**What to do**:
Write every record out again exactly, and keep images out of it.

Start Material shown

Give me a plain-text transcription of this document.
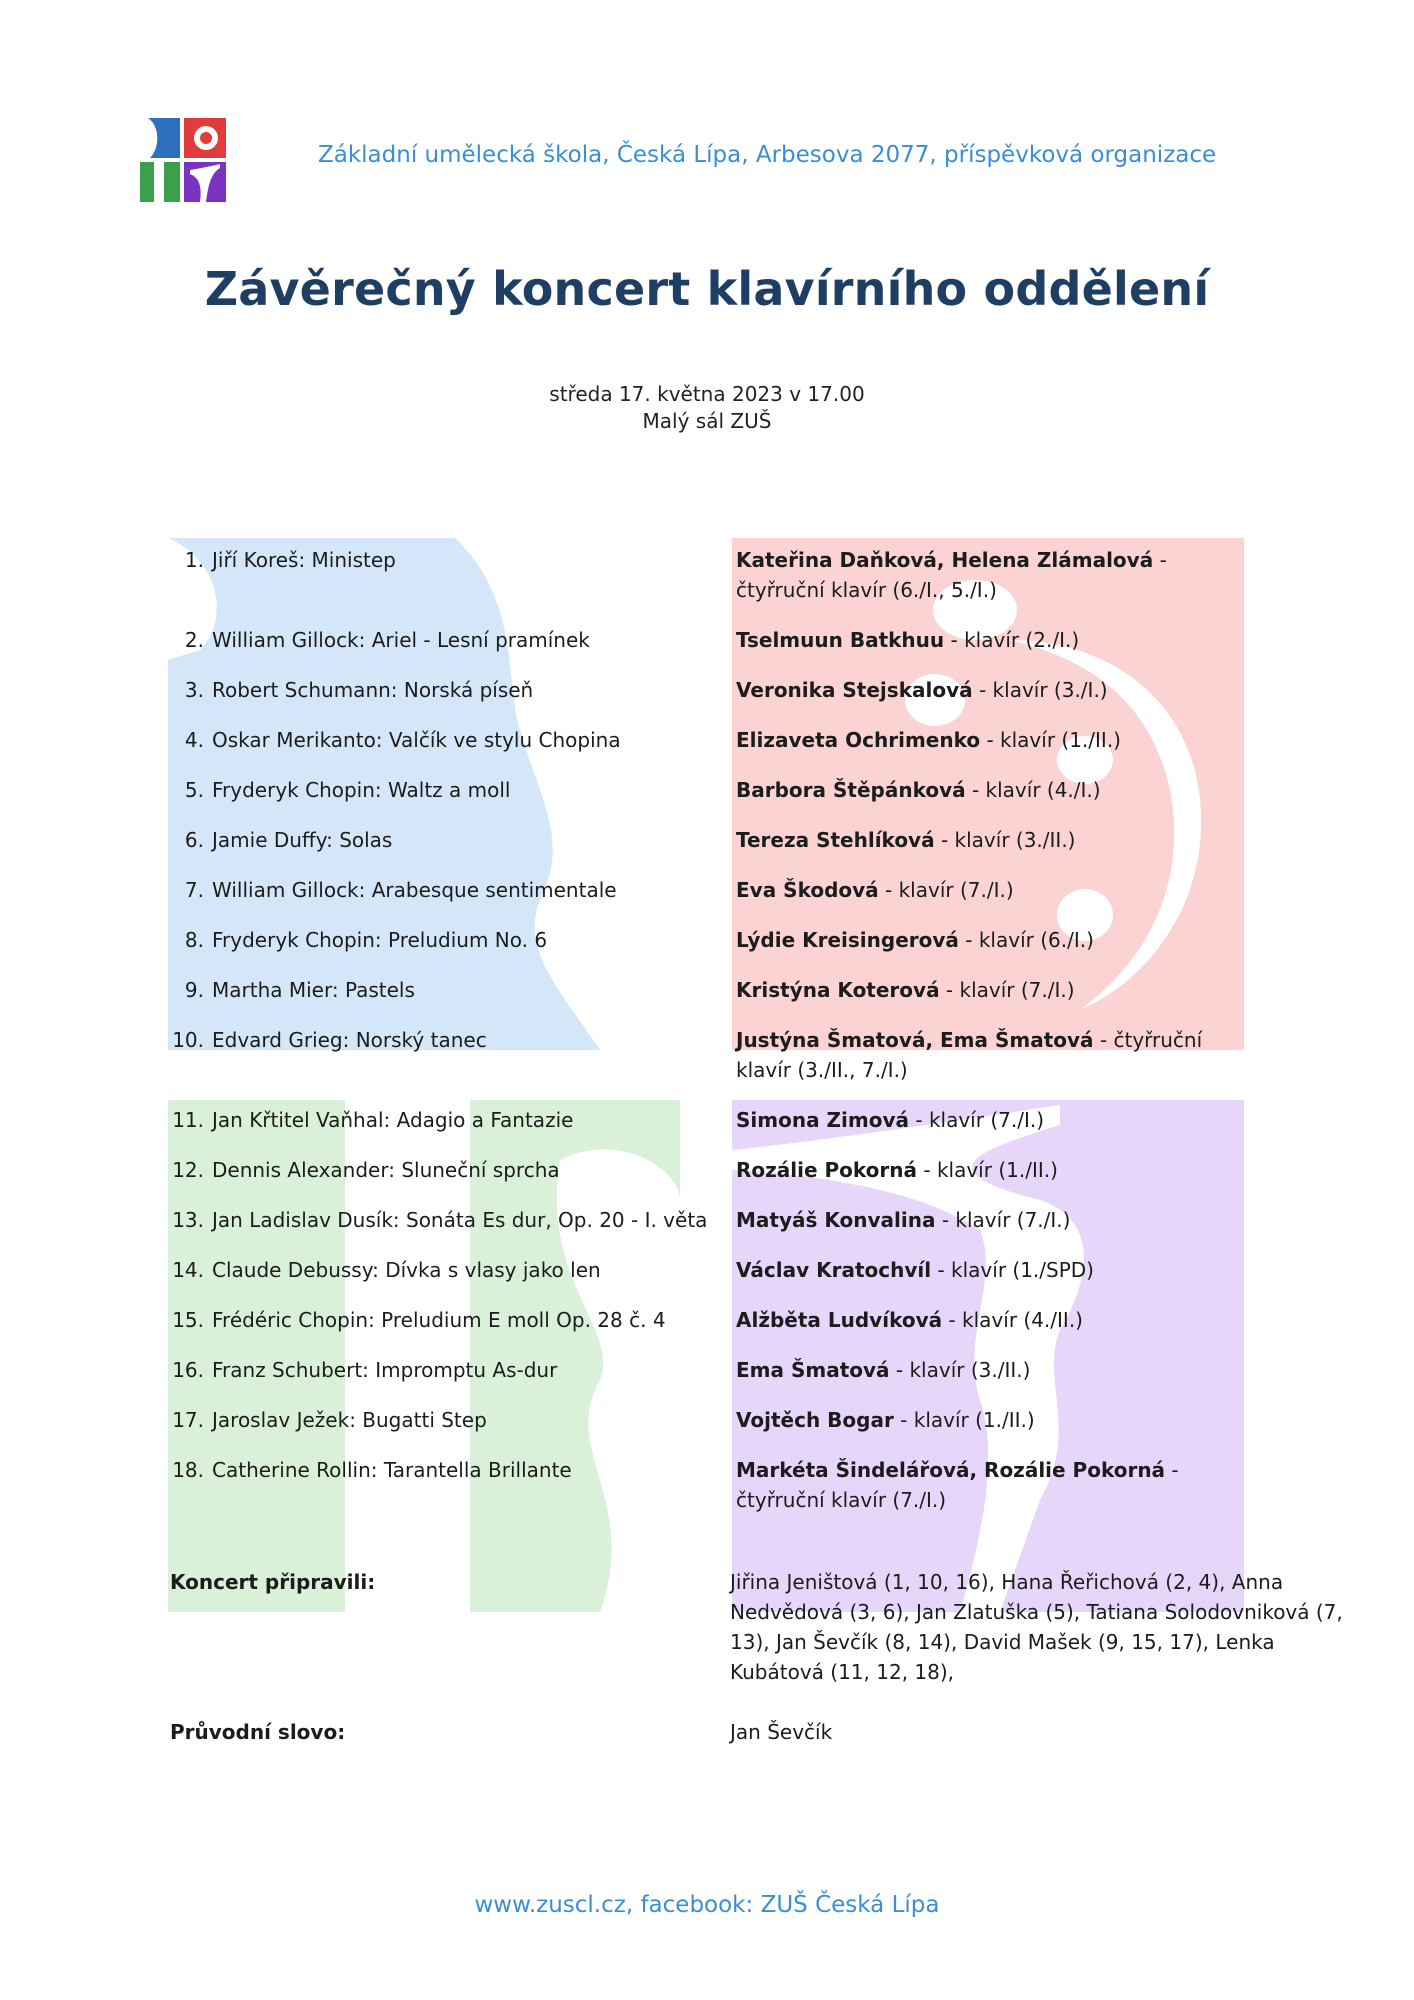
Základní umělecká škola, Česká Lípa, Arbesova 2077, příspěvková organizace
Závěrečný koncert klavírního oddělení
středa 17. května 2023 v 17.00
Malý sál ZUŠ
1. Jiří Koreš: Ministep	Kateřina Daňková, Helena Zlámalová - čtyřruční klavír (6./I., 5./I.)
2. William Gillock: Ariel - Lesní pramínek	Tselmuun Batkhuu - klavír (2./I.)
3. Robert Schumann: Norská píseň	Veronika Stejskalová - klavír (3./I.)
4. Oskar Merikanto: Valčík ve stylu Chopina	Elizaveta Ochrimenko - klavír (1./II.)
5. Fryderyk Chopin: Waltz a moll	Barbora Štěpánková - klavír (4./I.)
6. Jamie Duffy: Solas	Tereza Stehlíková - klavír (3./II.)
7. William Gillock: Arabesque sentimentale	Eva Škodová - klavír (7./I.)
8. Fryderyk Chopin: Preludium No. 6	Lýdie Kreisingerová - klavír (6./I.)
9. Martha Mier: Pastels	Kristýna Koterová - klavír (7./I.)
10. Edvard Grieg: Norský tanec	Justýna Šmatová, Ema Šmatová - čtyřruční klavír (3./II., 7./I.)
11. Jan Křtitel Vaňhal: Adagio a Fantazie	Simona Zimová - klavír (7./I.)
12. Dennis Alexander: Sluneční sprcha	Rozálie Pokorná - klavír (1./II.)
13. Jan Ladislav Dusík: Sonáta Es dur, Op. 20 - I. věta	Matyáš Konvalina - klavír (7./I.)
14. Claude Debussy: Dívka s vlasy jako len	Václav Kratochvíl - klavír (1./SPD)
15. Frédéric Chopin: Preludium E moll Op. 28 č. 4	Alžběta Ludvíková - klavír (4./II.)
16. Franz Schubert: Impromptu As-dur	Ema Šmatová - klavír (3./II.)
17. Jaroslav Ježek: Bugatti Step	Vojtěch Bogar - klavír (1./II.)
18. Catherine Rollin: Tarantella Brillante	Markéta Šindelářová, Rozálie Pokorná - čtyřruční klavír (7./I.)
Koncert připravili:	Jiřina Jeništová (1, 10, 16), Hana Řeřichová (2, 4), Anna Nedvědová (3, 6), Jan Zlatuška (5), Tatiana Solodovniková (7, 13), Jan Ševčík (8, 14), David Mašek (9, 15, 17), Lenka Kubátová (11, 12, 18),
Průvodní slovo:	Jan Ševčík
www.zuscl.cz, facebook: ZUŠ Česká Lípa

End Material shown

**Result below**:
Give me a plain-text transcription of this document.
Základní umělecká škola, Česká Lípa, Arbesova 2077, příspěvková organizace
Závěrečný koncert klavírního oddělení
středa 17. května 2023 v 17.00
Malý sál ZUŠ
1. Jiří Koreš: Ministep	Kateřina Daňková, Helena Zlámalová - čtyřruční klavír (6./I., 5./I.)
2. William Gillock: Ariel - Lesní pramínek	Tselmuun Batkhuu - klavír (2./I.)
3. Robert Schumann: Norská píseň	Veronika Stejskalová - klavír (3./I.)
4. Oskar Merikanto: Valčík ve stylu Chopina	Elizaveta Ochrimenko - klavír (1./II.)
5. Fryderyk Chopin: Waltz a moll	Barbora Štěpánková - klavír (4./I.)
6. Jamie Duffy: Solas	Tereza Stehlíková - klavír (3./II.)
7. William Gillock: Arabesque sentimentale	Eva Škodová - klavír (7./I.)
8. Fryderyk Chopin: Preludium No. 6	Lýdie Kreisingerová - klavír (6./I.)
9. Martha Mier: Pastels	Kristýna Koterová - klavír (7./I.)
10. Edvard Grieg: Norský tanec	Justýna Šmatová, Ema Šmatová - čtyřruční klavír (3./II., 7./I.)
11. Jan Křtitel Vaňhal: Adagio a Fantazie	Simona Zimová - klavír (7./I.)
12. Dennis Alexander: Sluneční sprcha	Rozálie Pokorná - klavír (1./II.)
13. Jan Ladislav Dusík: Sonáta Es dur, Op. 20 - I. věta	Matyáš Konvalina - klavír (7./I.)
14. Claude Debussy: Dívka s vlasy jako len	Václav Kratochvíl - klavír (1./SPD)
15. Frédéric Chopin: Preludium E moll Op. 28 č. 4	Alžběta Ludvíková - klavír (4./II.)
16. Franz Schubert: Impromptu As-dur	Ema Šmatová - klavír (3./II.)
17. Jaroslav Ježek: Bugatti Step	Vojtěch Bogar - klavír (1./II.)
18. Catherine Rollin: Tarantella Brillante	Markéta Šindelářová, Rozálie Pokorná - čtyřruční klavír (7./I.)
Koncert připravili:	Jiřina Jeništová (1, 10, 16), Hana Řeřichová (2, 4), Anna Nedvědová (3, 6), Jan Zlatuška (5), Tatiana Solodovniková (7, 13), Jan Ševčík (8, 14), David Mašek (9, 15, 17), Lenka Kubátová (11, 12, 18),
Průvodní slovo:	Jan Ševčík
www.zuscl.cz, facebook: ZUŠ Česká Lípa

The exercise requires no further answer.